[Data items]
------------------------------------------------------------
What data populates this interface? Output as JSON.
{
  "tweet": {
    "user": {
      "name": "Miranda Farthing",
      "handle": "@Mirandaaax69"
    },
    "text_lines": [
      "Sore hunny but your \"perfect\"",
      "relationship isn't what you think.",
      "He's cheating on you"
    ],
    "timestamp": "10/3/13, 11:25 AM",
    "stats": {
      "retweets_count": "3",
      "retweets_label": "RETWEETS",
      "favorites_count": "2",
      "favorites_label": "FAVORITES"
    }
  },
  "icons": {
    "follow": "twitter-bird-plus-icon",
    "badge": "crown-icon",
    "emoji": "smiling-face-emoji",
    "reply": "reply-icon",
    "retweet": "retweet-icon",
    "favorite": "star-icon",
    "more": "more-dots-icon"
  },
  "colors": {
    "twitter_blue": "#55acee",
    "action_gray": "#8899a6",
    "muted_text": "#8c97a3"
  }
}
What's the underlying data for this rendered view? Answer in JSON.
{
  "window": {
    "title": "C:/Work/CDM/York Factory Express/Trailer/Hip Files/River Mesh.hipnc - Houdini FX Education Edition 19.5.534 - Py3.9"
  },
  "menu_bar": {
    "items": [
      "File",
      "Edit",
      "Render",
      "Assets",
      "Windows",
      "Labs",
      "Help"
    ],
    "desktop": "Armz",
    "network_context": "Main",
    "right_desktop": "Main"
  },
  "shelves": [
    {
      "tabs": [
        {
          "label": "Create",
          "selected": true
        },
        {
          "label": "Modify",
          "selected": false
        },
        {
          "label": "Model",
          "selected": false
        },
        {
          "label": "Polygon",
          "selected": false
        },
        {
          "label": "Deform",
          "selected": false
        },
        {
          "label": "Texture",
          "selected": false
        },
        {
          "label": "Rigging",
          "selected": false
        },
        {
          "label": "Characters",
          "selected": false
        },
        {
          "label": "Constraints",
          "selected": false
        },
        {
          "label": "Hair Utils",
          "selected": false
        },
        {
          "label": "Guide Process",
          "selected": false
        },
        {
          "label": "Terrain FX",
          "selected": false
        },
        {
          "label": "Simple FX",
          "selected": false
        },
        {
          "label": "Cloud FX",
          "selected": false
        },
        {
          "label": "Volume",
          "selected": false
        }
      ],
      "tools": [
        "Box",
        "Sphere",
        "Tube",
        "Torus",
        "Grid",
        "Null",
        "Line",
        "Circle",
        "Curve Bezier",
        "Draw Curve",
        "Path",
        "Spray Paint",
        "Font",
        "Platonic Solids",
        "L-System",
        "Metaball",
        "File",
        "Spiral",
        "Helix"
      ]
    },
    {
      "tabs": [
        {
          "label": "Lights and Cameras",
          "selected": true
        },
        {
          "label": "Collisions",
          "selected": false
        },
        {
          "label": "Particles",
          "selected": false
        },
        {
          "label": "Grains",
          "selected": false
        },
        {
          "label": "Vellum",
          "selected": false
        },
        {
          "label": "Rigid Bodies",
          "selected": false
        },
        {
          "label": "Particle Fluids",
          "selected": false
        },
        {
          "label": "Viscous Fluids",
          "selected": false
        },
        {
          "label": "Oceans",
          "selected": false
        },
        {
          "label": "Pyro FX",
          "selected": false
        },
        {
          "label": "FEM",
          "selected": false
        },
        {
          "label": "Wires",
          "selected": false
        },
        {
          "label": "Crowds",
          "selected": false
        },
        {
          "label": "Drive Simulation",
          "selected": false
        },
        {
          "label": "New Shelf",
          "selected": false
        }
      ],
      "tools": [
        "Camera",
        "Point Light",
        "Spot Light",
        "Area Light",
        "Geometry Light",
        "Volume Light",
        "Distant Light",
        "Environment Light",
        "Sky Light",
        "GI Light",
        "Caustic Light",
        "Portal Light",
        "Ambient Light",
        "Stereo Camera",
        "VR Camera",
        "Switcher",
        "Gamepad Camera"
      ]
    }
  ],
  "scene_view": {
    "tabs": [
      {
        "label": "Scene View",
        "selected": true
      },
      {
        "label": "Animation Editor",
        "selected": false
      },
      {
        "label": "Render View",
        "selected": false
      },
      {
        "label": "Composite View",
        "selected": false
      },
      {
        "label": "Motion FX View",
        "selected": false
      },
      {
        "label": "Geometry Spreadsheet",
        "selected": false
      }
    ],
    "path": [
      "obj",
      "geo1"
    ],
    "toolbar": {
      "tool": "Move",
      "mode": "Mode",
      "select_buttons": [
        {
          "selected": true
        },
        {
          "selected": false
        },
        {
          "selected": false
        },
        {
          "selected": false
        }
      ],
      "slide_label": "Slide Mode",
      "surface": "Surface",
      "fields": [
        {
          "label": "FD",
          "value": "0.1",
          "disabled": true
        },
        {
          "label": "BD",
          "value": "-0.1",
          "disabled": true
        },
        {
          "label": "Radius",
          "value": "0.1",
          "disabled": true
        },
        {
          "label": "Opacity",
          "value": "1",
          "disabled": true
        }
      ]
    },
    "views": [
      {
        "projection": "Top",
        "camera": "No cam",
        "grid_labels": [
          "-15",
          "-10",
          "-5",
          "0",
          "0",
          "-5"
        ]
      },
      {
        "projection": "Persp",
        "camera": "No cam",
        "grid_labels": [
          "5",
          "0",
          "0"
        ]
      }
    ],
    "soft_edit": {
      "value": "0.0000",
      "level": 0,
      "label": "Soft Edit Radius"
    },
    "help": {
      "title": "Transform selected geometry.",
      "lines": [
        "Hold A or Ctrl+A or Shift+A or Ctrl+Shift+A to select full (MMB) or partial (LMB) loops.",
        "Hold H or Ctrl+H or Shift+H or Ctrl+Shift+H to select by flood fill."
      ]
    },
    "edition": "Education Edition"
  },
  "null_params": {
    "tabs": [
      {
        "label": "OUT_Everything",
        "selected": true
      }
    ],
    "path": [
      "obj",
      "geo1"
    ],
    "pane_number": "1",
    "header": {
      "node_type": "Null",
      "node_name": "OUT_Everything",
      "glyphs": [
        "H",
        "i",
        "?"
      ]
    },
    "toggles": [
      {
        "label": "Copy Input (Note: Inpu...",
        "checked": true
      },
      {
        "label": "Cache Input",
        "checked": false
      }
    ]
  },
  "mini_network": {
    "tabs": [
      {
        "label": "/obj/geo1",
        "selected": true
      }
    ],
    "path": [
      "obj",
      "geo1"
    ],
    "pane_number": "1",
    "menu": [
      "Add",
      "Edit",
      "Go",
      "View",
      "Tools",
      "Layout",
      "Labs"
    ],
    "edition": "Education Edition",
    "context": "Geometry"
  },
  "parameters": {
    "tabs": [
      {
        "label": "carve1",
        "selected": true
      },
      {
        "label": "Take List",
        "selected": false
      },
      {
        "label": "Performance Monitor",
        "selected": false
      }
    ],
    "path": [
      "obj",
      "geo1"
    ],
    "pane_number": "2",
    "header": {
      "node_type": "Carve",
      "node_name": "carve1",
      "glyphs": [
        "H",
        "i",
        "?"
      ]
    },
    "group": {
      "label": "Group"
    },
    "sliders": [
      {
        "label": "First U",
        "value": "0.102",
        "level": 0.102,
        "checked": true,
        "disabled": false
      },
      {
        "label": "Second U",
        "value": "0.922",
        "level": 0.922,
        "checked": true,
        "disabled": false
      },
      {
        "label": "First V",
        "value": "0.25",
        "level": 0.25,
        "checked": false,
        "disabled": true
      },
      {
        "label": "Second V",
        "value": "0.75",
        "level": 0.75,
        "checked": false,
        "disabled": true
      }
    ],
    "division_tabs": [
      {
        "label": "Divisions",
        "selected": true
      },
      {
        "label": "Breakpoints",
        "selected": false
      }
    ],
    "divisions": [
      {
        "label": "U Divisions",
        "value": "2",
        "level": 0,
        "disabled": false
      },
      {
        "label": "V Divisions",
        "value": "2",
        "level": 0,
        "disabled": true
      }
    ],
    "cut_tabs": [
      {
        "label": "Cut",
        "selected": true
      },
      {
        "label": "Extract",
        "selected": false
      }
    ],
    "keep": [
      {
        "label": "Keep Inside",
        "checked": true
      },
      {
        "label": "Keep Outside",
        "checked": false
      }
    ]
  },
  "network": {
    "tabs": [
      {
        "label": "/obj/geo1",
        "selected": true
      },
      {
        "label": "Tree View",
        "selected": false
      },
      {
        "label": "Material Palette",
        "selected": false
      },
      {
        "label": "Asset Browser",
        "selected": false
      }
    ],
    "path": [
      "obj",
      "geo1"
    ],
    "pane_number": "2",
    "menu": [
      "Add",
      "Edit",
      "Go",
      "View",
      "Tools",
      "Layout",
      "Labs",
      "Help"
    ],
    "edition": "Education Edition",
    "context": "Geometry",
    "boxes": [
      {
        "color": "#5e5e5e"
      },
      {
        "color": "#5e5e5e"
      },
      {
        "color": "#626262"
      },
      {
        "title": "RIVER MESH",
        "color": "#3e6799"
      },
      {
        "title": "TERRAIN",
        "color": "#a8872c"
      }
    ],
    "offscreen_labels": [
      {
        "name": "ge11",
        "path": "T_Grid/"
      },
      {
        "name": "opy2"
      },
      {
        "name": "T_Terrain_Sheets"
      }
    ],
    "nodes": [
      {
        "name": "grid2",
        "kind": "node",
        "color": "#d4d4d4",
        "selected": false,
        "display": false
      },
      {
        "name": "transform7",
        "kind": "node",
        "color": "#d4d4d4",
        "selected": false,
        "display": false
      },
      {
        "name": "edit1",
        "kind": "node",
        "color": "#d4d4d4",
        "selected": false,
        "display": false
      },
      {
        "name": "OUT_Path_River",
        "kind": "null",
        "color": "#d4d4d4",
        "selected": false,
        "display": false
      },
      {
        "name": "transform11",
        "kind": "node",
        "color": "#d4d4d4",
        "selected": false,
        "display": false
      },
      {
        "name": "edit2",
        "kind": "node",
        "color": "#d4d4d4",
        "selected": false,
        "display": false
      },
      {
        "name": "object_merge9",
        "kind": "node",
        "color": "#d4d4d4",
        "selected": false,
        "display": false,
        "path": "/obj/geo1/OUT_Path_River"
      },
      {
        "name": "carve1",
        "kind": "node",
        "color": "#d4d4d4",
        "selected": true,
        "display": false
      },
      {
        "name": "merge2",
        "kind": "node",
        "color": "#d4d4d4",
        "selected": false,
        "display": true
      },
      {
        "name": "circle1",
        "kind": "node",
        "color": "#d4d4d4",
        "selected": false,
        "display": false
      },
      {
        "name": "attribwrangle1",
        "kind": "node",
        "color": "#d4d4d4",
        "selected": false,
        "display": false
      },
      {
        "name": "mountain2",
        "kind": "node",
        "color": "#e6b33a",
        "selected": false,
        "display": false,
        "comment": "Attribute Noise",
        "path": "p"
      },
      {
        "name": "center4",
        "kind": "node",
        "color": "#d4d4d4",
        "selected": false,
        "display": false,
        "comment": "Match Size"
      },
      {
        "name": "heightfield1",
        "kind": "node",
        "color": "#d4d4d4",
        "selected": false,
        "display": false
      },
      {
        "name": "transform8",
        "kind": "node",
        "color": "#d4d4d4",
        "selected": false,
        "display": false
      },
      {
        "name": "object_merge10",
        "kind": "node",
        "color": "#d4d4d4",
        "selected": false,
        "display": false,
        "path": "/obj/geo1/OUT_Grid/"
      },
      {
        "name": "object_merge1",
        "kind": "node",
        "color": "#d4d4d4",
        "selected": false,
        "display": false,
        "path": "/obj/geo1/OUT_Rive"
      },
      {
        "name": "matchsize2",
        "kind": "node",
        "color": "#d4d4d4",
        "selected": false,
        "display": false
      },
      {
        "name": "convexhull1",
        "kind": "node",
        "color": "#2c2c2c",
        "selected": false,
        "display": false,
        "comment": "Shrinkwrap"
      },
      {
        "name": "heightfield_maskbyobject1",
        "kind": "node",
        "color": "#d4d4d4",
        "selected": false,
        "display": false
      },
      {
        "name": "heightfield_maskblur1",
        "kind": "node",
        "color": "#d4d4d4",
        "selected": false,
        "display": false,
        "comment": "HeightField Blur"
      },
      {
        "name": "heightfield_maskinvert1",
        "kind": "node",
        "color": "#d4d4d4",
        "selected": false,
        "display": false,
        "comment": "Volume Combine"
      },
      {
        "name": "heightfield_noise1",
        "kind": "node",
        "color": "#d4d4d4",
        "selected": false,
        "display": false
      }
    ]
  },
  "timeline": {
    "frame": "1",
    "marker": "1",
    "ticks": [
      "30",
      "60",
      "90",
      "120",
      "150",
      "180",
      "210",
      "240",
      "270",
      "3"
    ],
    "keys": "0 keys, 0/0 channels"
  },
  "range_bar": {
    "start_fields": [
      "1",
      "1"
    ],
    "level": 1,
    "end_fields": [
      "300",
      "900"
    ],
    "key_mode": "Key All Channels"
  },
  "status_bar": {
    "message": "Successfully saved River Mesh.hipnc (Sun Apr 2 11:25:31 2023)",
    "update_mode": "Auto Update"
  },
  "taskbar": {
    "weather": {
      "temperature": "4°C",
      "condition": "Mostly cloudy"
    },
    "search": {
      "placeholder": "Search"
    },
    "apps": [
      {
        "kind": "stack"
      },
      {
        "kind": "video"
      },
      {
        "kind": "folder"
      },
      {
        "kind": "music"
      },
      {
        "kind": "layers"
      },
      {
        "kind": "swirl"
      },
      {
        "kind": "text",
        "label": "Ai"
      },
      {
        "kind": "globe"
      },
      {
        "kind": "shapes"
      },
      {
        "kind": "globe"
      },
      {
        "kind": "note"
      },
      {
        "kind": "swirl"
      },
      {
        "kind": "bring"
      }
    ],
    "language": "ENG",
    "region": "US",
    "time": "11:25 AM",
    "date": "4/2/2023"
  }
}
------------------------------------------------------------
§ **WORK TO BE COMPLETED**
From the data, collect all lines where the string "Radius" appears.

§ **EXERCISE ANSWER**
          "label": "Radius",
      "label": "Soft Edit Radius"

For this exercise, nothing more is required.